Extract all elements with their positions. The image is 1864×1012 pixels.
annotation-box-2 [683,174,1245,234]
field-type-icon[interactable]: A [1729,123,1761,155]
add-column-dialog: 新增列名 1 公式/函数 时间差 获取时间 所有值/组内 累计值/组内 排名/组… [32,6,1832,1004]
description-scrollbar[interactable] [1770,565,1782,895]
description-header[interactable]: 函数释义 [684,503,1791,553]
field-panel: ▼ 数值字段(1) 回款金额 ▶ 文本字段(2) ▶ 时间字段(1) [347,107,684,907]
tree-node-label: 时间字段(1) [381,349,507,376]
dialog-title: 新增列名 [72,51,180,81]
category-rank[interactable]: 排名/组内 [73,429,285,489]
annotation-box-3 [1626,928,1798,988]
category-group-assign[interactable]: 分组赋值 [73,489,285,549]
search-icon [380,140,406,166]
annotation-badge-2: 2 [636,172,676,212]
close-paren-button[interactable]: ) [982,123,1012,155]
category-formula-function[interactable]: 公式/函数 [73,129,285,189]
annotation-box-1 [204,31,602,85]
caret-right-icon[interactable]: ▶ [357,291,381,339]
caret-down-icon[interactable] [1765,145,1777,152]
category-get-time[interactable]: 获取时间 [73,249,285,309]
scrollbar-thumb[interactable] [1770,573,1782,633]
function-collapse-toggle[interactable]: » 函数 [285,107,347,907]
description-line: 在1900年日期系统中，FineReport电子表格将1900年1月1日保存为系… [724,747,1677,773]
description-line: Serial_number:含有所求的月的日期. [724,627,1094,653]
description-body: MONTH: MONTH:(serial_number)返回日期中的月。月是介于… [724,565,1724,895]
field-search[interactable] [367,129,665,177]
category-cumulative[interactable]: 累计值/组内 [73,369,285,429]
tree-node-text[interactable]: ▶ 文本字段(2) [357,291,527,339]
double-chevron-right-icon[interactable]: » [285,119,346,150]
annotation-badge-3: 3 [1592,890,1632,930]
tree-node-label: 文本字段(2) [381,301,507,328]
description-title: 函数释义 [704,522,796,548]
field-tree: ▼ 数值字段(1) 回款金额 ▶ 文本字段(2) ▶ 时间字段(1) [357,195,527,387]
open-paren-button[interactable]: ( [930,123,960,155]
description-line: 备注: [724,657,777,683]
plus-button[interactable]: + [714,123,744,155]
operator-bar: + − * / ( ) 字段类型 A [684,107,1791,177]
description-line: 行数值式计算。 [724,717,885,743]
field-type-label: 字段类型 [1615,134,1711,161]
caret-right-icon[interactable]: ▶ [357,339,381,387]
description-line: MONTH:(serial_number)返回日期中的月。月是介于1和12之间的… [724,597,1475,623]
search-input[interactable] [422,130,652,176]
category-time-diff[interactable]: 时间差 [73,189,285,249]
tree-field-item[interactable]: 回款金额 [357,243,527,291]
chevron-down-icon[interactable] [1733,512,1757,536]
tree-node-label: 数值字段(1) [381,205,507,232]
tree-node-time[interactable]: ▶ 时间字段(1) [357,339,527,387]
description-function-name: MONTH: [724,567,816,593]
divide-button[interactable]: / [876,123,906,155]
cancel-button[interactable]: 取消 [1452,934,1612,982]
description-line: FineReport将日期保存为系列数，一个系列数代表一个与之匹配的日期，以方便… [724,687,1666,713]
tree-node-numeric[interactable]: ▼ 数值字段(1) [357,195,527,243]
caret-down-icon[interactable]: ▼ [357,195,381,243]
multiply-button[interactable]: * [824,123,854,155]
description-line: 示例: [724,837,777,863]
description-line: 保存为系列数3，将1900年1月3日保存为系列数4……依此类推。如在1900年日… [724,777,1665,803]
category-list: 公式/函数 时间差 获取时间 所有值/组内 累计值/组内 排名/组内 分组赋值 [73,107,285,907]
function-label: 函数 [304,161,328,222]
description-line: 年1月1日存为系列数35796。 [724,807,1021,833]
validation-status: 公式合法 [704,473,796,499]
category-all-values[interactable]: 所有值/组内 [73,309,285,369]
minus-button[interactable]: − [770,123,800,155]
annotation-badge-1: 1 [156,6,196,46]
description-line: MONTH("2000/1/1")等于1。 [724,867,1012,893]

=====

## Exercise instructions
Update the material above by changing each "annotation-badge" to "marker-badge", and leave everything else as it is.

## Answer to this task
Extract all elements with their positions. The image is 1864×1012 pixels.
annotation-box-2 [683,174,1245,234]
field-type-icon[interactable]: A [1729,123,1761,155]
add-column-dialog: 新增列名 1 公式/函数 时间差 获取时间 所有值/组内 累计值/组内 排名/组… [32,6,1832,1004]
description-scrollbar[interactable] [1770,565,1782,895]
description-header[interactable]: 函数释义 [684,503,1791,553]
field-panel: ▼ 数值字段(1) 回款金额 ▶ 文本字段(2) ▶ 时间字段(1) [347,107,684,907]
tree-node-label: 时间字段(1) [381,349,507,376]
dialog-title: 新增列名 [72,51,180,81]
category-rank[interactable]: 排名/组内 [73,429,285,489]
annotation-box-3 [1626,928,1798,988]
category-group-assign[interactable]: 分组赋值 [73,489,285,549]
search-icon [380,140,406,166]
marker-badge-2: 2 [636,172,676,212]
close-paren-button[interactable]: ) [982,123,1012,155]
category-formula-function[interactable]: 公式/函数 [73,129,285,189]
annotation-box-1 [204,31,602,85]
caret-right-icon[interactable]: ▶ [357,291,381,339]
caret-down-icon[interactable] [1765,145,1777,152]
category-get-time[interactable]: 获取时间 [73,249,285,309]
scrollbar-thumb[interactable] [1770,573,1782,633]
function-collapse-toggle[interactable]: » 函数 [285,107,347,907]
description-line: 在1900年日期系统中，FineReport电子表格将1900年1月1日保存为系… [724,747,1677,773]
description-line: Serial_number:含有所求的月的日期. [724,627,1094,653]
description-body: MONTH: MONTH:(serial_number)返回日期中的月。月是介于… [724,565,1724,895]
field-search[interactable] [367,129,665,177]
category-cumulative[interactable]: 累计值/组内 [73,369,285,429]
tree-node-text[interactable]: ▶ 文本字段(2) [357,291,527,339]
double-chevron-right-icon[interactable]: » [285,119,346,150]
marker-badge-3: 3 [1592,890,1632,930]
tree-node-label: 文本字段(2) [381,301,507,328]
description-title: 函数释义 [704,522,796,548]
field-tree: ▼ 数值字段(1) 回款金额 ▶ 文本字段(2) ▶ 时间字段(1) [357,195,527,387]
open-paren-button[interactable]: ( [930,123,960,155]
description-line: 备注: [724,657,777,683]
plus-button[interactable]: + [714,123,744,155]
operator-bar: + − * / ( ) 字段类型 A [684,107,1791,177]
description-line: 行数值式计算。 [724,717,885,743]
field-type-label: 字段类型 [1615,134,1711,161]
caret-right-icon[interactable]: ▶ [357,339,381,387]
description-line: MONTH:(serial_number)返回日期中的月。月是介于1和12之间的… [724,597,1475,623]
search-input[interactable] [422,130,652,176]
category-time-diff[interactable]: 时间差 [73,189,285,249]
tree-field-item[interactable]: 回款金额 [357,243,527,291]
chevron-down-icon[interactable] [1733,512,1757,536]
tree-node-label: 数值字段(1) [381,205,507,232]
tree-node-time[interactable]: ▶ 时间字段(1) [357,339,527,387]
description-function-name: MONTH: [724,567,816,593]
divide-button[interactable]: / [876,123,906,155]
cancel-button[interactable]: 取消 [1452,934,1612,982]
description-line: FineReport将日期保存为系列数，一个系列数代表一个与之匹配的日期，以方便… [724,687,1666,713]
tree-node-numeric[interactable]: ▼ 数值字段(1) [357,195,527,243]
caret-down-icon[interactable]: ▼ [357,195,381,243]
multiply-button[interactable]: * [824,123,854,155]
description-line: 示例: [724,837,777,863]
description-line: 保存为系列数3，将1900年1月3日保存为系列数4……依此类推。如在1900年日… [724,777,1665,803]
category-list: 公式/函数 时间差 获取时间 所有值/组内 累计值/组内 排名/组内 分组赋值 [73,107,285,907]
function-label: 函数 [304,161,328,222]
description-line: 年1月1日存为系列数35796。 [724,807,1021,833]
validation-status: 公式合法 [704,473,796,499]
category-all-values[interactable]: 所有值/组内 [73,309,285,369]
minus-button[interactable]: − [770,123,800,155]
marker-badge-1: 1 [156,6,196,46]
description-line: MONTH("2000/1/1")等于1。 [724,867,1012,893]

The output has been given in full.